(CHALLENGE):
Tell how many lines in the data below include the word "people". The answer is the number only.

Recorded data
════════

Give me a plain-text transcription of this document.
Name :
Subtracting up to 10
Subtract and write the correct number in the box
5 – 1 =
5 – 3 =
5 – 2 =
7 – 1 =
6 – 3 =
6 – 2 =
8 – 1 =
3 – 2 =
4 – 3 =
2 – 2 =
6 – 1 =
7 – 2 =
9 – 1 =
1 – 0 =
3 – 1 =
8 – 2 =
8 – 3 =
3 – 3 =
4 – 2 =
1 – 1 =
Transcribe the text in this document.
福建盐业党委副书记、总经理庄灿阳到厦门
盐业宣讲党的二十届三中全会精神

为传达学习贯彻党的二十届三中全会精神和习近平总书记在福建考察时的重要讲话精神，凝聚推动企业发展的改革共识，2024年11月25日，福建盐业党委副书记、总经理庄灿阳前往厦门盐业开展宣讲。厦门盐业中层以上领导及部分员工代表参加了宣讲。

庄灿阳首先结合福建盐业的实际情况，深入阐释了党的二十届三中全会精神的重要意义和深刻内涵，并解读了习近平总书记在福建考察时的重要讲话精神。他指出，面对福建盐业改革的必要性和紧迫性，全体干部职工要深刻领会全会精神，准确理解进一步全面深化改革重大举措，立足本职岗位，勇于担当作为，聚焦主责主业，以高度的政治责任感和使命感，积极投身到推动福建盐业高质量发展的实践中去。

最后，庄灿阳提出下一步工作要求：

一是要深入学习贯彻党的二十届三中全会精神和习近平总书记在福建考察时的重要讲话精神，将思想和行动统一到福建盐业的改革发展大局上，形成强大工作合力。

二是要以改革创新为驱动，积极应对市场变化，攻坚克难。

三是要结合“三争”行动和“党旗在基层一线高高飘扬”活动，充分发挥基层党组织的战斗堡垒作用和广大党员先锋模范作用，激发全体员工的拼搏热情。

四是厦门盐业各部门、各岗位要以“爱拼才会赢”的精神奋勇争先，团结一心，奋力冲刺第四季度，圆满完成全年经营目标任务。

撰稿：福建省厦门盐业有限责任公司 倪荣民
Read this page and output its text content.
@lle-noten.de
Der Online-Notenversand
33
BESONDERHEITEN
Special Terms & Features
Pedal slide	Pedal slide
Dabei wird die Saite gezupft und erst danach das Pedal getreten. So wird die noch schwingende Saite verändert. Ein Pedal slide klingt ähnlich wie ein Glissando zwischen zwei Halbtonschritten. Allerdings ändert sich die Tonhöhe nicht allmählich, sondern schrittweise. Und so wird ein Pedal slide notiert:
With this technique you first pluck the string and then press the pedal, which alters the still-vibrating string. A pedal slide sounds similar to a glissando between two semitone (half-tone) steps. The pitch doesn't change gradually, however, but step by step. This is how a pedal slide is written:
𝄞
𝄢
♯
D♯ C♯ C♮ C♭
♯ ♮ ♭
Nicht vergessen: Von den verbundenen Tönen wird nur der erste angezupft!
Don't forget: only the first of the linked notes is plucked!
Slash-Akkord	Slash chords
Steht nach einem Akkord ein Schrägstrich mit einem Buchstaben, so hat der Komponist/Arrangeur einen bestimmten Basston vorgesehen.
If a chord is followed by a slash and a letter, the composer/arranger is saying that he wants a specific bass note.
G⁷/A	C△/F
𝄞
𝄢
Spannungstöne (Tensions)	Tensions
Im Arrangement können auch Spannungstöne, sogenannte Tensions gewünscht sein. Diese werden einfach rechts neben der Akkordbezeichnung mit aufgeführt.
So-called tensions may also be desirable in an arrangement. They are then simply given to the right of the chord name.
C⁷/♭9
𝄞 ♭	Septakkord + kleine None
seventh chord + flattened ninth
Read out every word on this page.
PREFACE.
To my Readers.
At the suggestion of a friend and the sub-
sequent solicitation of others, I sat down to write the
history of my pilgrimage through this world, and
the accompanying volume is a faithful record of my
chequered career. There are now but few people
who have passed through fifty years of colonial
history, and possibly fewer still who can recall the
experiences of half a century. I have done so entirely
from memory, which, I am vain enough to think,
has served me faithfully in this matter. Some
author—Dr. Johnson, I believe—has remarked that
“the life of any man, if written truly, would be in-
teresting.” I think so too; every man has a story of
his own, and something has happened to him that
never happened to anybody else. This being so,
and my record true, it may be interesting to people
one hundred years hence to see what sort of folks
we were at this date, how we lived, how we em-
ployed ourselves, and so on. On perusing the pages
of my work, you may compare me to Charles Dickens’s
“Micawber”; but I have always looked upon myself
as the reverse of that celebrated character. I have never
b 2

════════

(EXERCISE SOLUTION):
2